* BEGIN Listed records *

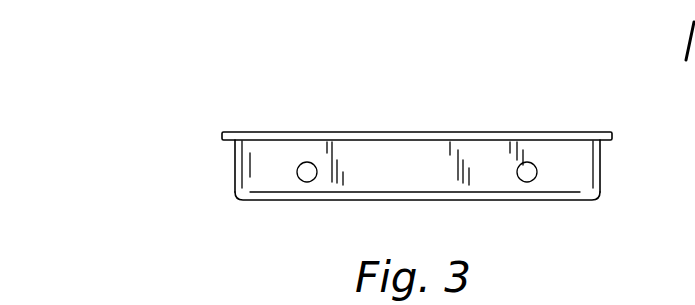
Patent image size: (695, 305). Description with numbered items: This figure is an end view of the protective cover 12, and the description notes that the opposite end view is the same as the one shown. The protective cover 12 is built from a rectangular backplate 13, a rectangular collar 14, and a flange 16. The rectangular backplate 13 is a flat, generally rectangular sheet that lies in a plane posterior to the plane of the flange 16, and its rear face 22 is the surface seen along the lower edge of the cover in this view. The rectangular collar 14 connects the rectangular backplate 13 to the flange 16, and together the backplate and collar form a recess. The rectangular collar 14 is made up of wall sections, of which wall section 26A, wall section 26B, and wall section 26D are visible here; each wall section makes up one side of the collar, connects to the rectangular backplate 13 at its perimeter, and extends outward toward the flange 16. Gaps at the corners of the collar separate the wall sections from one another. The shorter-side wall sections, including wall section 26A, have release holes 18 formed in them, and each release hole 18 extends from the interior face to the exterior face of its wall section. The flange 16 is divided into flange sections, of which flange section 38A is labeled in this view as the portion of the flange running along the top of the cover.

The protective cover 12 is at (235, 100).
The rectangular backplate 13 is at (345, 214).
The rectangular collar 14 is at (561, 149).
The flange 16 is at (300, 132).
The release holes 18 is at (301, 181).
The rear face 22 is at (318, 202).
The wall section 26A is at (421, 178).
The wall section 26B is at (208, 170).
The wall section 26D is at (612, 177).
The flange section 38A is at (354, 116).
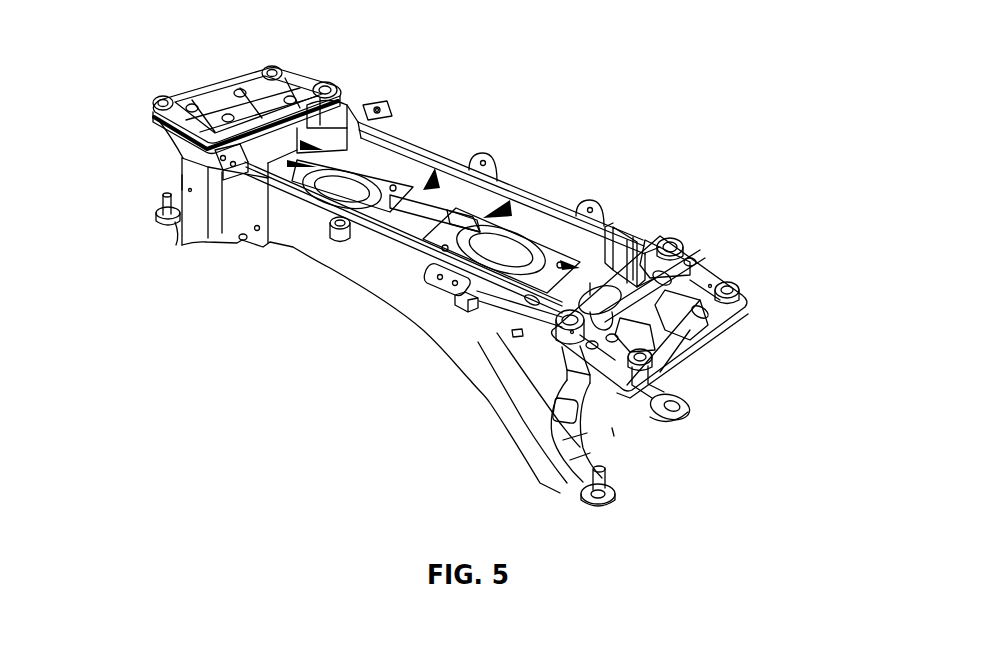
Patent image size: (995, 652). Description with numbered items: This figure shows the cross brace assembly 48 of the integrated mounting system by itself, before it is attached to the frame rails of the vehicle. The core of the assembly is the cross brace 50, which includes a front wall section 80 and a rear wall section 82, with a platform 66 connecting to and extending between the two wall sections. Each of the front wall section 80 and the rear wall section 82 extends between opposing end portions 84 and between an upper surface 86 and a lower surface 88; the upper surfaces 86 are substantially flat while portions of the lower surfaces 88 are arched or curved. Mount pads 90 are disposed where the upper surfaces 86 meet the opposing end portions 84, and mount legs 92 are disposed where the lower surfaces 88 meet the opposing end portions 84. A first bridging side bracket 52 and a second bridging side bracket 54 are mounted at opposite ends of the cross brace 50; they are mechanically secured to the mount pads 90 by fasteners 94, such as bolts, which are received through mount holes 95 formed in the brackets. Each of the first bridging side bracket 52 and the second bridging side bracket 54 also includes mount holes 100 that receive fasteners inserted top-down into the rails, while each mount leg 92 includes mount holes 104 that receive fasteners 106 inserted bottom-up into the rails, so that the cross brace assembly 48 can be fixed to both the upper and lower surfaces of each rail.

The cross brace assembly 48 is at (568, 183).
The cross brace 50 is at (650, 226).
The first bridging side bracket 52 is at (211, 80).
The second bridging side bracket 54 is at (748, 312).
The platform 66 is at (592, 265).
The front wall section 80 is at (353, 250).
The rear wall section 82 is at (528, 189).
The opposing end portions 84 is at (166, 183).
The upper surface 86 is at (427, 235).
The lower surface 88 is at (553, 453).
The mount pads 90 is at (366, 112).
The mount legs 92 is at (172, 224).
The fasteners 94 is at (323, 84).
The mount holes 95 is at (255, 128).
The mount holes 100 is at (268, 70).
The mount holes 104 is at (166, 212).
The fasteners 106 is at (586, 490).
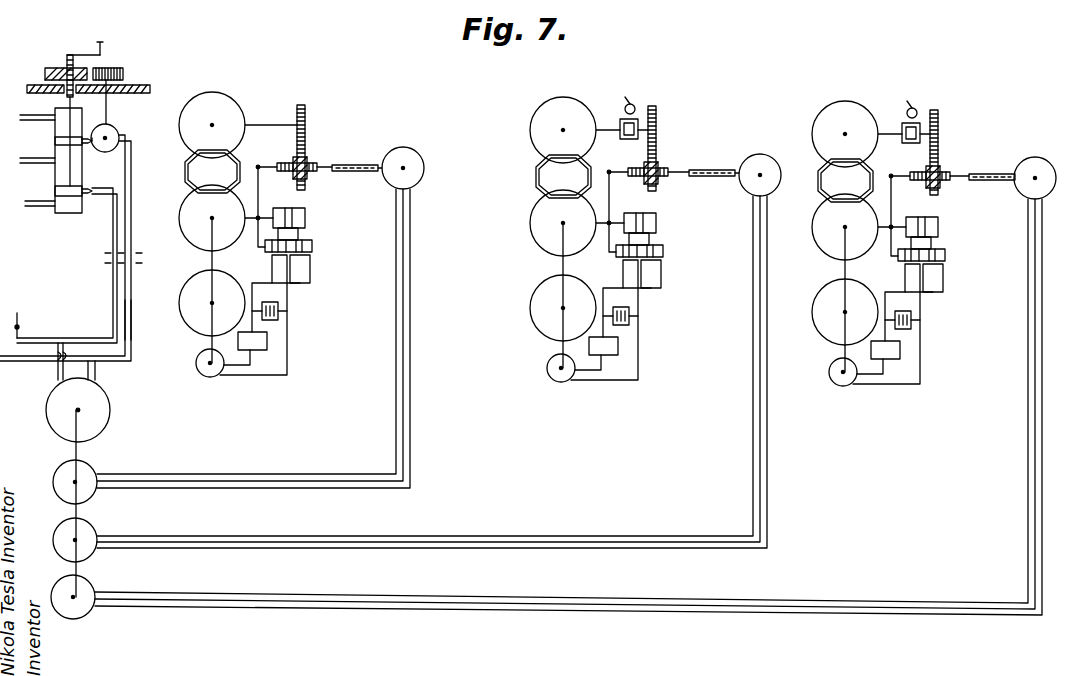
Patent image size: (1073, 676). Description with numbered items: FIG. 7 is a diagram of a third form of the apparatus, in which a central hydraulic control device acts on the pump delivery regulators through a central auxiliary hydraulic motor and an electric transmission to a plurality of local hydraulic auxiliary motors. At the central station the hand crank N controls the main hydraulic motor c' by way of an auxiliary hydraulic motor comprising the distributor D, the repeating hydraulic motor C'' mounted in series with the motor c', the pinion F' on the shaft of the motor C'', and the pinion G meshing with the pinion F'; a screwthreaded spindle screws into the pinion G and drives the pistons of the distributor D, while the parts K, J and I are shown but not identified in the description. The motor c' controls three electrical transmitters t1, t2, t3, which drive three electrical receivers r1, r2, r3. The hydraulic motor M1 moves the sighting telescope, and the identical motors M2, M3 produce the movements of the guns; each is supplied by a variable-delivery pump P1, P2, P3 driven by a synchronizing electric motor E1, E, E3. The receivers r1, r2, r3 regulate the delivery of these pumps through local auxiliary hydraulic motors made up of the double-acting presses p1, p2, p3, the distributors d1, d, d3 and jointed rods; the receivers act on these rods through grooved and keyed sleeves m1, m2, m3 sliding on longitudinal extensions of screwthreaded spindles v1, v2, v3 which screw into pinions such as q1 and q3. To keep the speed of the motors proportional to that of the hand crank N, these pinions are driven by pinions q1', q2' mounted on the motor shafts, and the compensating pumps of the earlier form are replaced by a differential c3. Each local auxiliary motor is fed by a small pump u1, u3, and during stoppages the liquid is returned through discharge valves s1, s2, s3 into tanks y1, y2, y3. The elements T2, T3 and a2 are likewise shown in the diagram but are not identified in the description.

The adjusting screw K is at (67, 55).
The hand crank N is at (104, 45).
The pinion G is at (45, 73).
The pinion F' is at (128, 92).
The repeating hydraulic motor C'' is at (115, 132).
The distributor D is at (56, 155).
The supply pipe J is at (12, 313).
The pipe I is at (131, 320).
The main hydraulic motor c' is at (61, 487).
The electrical transmitter t1 is at (58, 478).
The electrical transmitter t2 is at (88, 530).
The electrical transmitter t3 is at (90, 592).
The hydraulic motor M1 is at (227, 121).
The pinion q1' is at (320, 143).
The screwthreaded spindle v1 is at (294, 157).
The pinion q1 is at (314, 177).
The grooved and keyed sleeve m1 is at (357, 156).
The electrical receiver r1 is at (412, 159).
The pump of variable delivery P1 is at (194, 218).
The double-acting press p1 is at (302, 224).
The distributor d1 is at (300, 261).
The discharge valve s1 is at (282, 307).
The tank y1 is at (278, 339).
The synchronizing electric motor E1 is at (194, 303).
The small pump u1 is at (208, 375).
The hydraulic motor M2 is at (563, 114).
The differential c3 is at (621, 118).
The pinion T2 is at (643, 96).
The pinion q2' is at (668, 148).
The screwthreaded spindle v2 is at (648, 162).
The pinion q3 is at (658, 185).
The grooved and keyed sleeve m2 is at (714, 161).
The electrical receiver r2 is at (760, 164).
The pump of variable delivery P2 is at (552, 235).
The double-acting press p2 is at (653, 229).
The distributor d is at (647, 266).
The discharge valve s2 is at (633, 312).
The tank y2 is at (629, 344).
The synchronizing electric motor E is at (553, 318).
The small pulley a2 is at (550, 382).
The hydraulic motor M3 is at (845, 118).
The pinion T3 is at (925, 101).
The screwthreaded spindle v3 is at (929, 168).
The grooved and keyed sleeve m3 is at (992, 164).
The electrical receiver r3 is at (1035, 167).
The pump of variable delivery P3 is at (831, 233).
The double-acting press p3 is at (935, 233).
The distributor d3 is at (933, 270).
The discharge valve s3 is at (915, 316).
The tank y3 is at (911, 348).
The synchronizing electric motor E3 is at (828, 316).
The small pump u3 is at (838, 385).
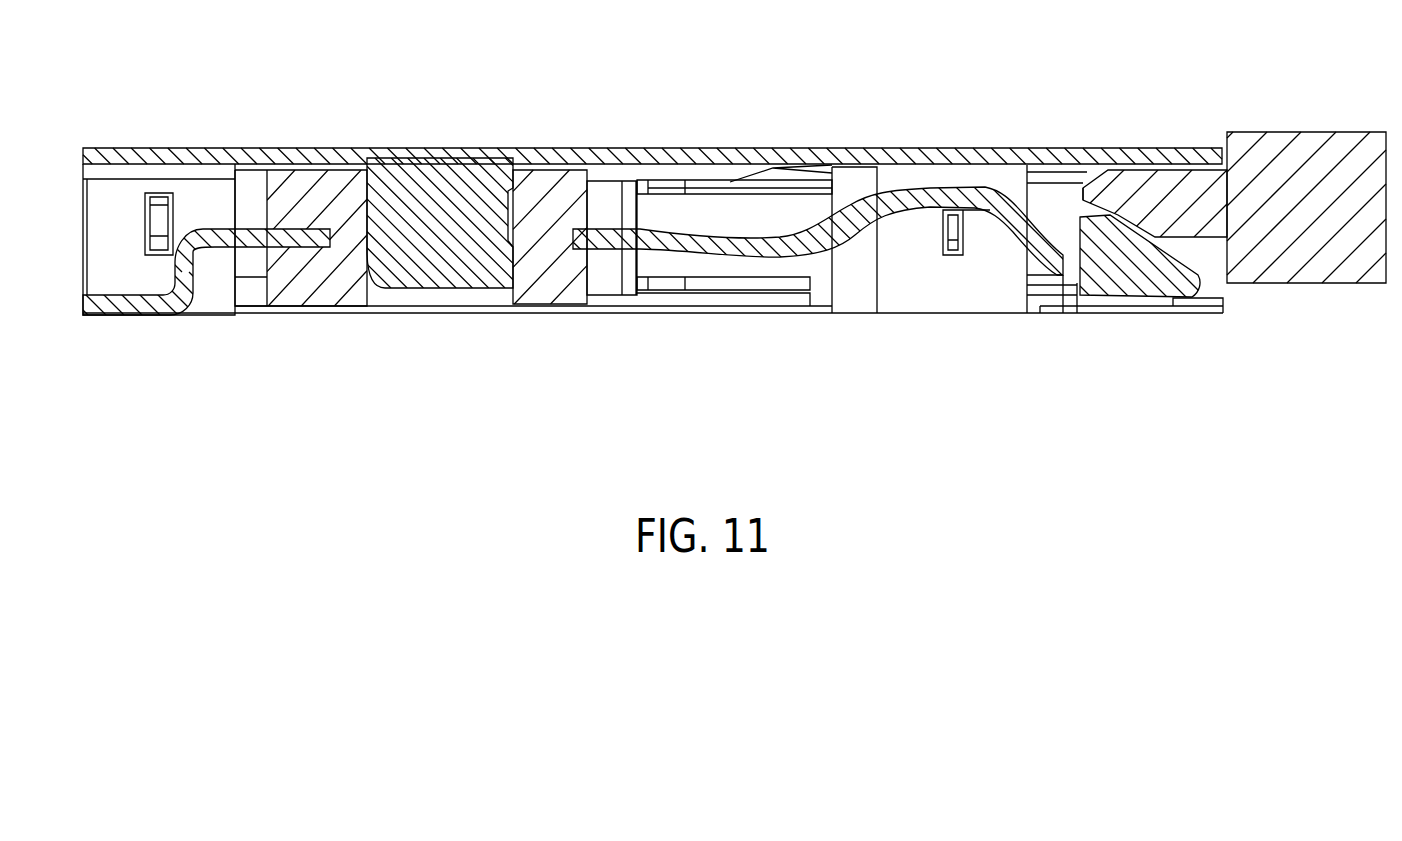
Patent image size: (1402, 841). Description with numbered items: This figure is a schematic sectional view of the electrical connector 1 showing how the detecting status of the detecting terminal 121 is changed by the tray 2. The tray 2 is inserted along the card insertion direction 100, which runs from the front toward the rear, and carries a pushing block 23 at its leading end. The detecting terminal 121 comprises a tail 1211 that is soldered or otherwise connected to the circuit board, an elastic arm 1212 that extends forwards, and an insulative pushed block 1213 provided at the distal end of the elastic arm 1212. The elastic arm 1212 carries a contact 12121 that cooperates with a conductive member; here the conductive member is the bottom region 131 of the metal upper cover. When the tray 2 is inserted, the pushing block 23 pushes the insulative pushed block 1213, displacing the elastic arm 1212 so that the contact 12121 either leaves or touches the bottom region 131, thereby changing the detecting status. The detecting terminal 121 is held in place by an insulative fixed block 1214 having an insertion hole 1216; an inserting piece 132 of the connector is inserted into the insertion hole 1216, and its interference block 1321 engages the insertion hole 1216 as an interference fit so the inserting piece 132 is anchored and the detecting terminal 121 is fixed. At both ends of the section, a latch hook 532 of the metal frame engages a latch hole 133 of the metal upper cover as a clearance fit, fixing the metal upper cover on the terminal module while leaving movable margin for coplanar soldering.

The card insertion direction 100 is at (1022, 42).
The electrical connector 1 is at (1296, 423).
The tray 2 is at (1310, 132).
The pushing block 23 is at (1127, 190).
The detecting terminal 121 is at (893, 224).
The tail 1211 is at (108, 300).
The elastic arm 1212 is at (815, 245).
The contact 12121 is at (1006, 220).
The insulative pushed block 1213 is at (1133, 267).
The insulative fixed block 1214 is at (305, 280).
The insertion hole 1216 is at (493, 306).
The bottom region 131 is at (1015, 174).
The inserting piece 132 is at (441, 233).
The interference block 1321 is at (510, 216).
The latch hole 133 is at (138, 218).
The latch hook 532 is at (160, 217).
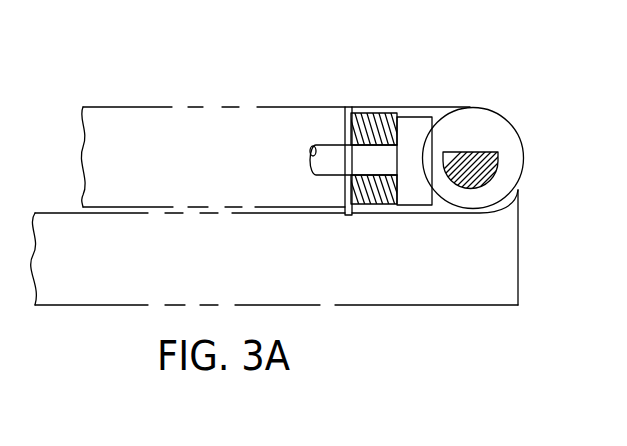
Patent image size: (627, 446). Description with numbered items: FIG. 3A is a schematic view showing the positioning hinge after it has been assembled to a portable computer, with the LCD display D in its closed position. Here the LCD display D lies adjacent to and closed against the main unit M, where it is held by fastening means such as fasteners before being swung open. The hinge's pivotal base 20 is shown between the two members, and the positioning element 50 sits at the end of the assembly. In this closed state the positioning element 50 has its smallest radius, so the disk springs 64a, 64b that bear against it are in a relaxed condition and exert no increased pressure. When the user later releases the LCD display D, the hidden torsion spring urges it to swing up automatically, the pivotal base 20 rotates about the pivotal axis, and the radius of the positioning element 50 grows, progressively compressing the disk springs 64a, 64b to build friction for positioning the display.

* END Listed records *

- [Exercise brief]:
Copy out the stretch of records from the line containing "Patent image size: (1402, 841)." through the line containing "The latch hook 532 is at (160, 217).", keeping every line identical to the original.

- [Complete output]:
Patent image size: (1402, 841). Description with numbered items: This figure is a schematic sectional view of the electrical connector 1 showing how the detecting status of the detecting terminal 121 is changed by the tray 2. The tray 2 is inserted along the card insertion direction 100, which runs from the front toward the rear, and carries a pushing block 23 at its leading end. The detecting terminal 121 comprises a tail 1211 that is soldered or otherwise connected to the circuit board, an elastic arm 1212 that extends forwards, and an insulative pushed block 1213 provided at the distal end of the elastic arm 1212. The elastic arm 1212 carries a contact 12121 that cooperates with a conductive member; here the conductive member is the bottom region 131 of the metal upper cover. When the tray 2 is inserted, the pushing block 23 pushes the insulative pushed block 1213, displacing the elastic arm 1212 so that the contact 12121 either leaves or touches the bottom region 131, thereby changing the detecting status. The detecting terminal 121 is held in place by an insulative fixed block 1214 having an insertion hole 1216; an inserting piece 132 of the connector is inserted into the insertion hole 1216, and its interference block 1321 engages the insertion hole 1216 as an interference fit so the inserting piece 132 is anchored and the detecting terminal 121 is fixed. At both ends of the section, a latch hook 532 of the metal frame engages a latch hole 133 of the metal upper cover as a clearance fit, fixing the metal upper cover on the terminal module while leaving movable margin for coplanar soldering.

The card insertion direction 100 is at (1022, 42).
The electrical connector 1 is at (1296, 423).
The tray 2 is at (1310, 132).
The pushing block 23 is at (1127, 190).
The detecting terminal 121 is at (893, 224).
The tail 1211 is at (108, 300).
The elastic arm 1212 is at (815, 245).
The contact 12121 is at (1006, 220).
The insulative pushed block 1213 is at (1133, 267).
The insulative fixed block 1214 is at (305, 280).
The insertion hole 1216 is at (493, 306).
The bottom region 131 is at (1015, 174).
The inserting piece 132 is at (441, 233).
The interference block 1321 is at (510, 216).
The latch hole 133 is at (138, 218).
The latch hook 532 is at (160, 217).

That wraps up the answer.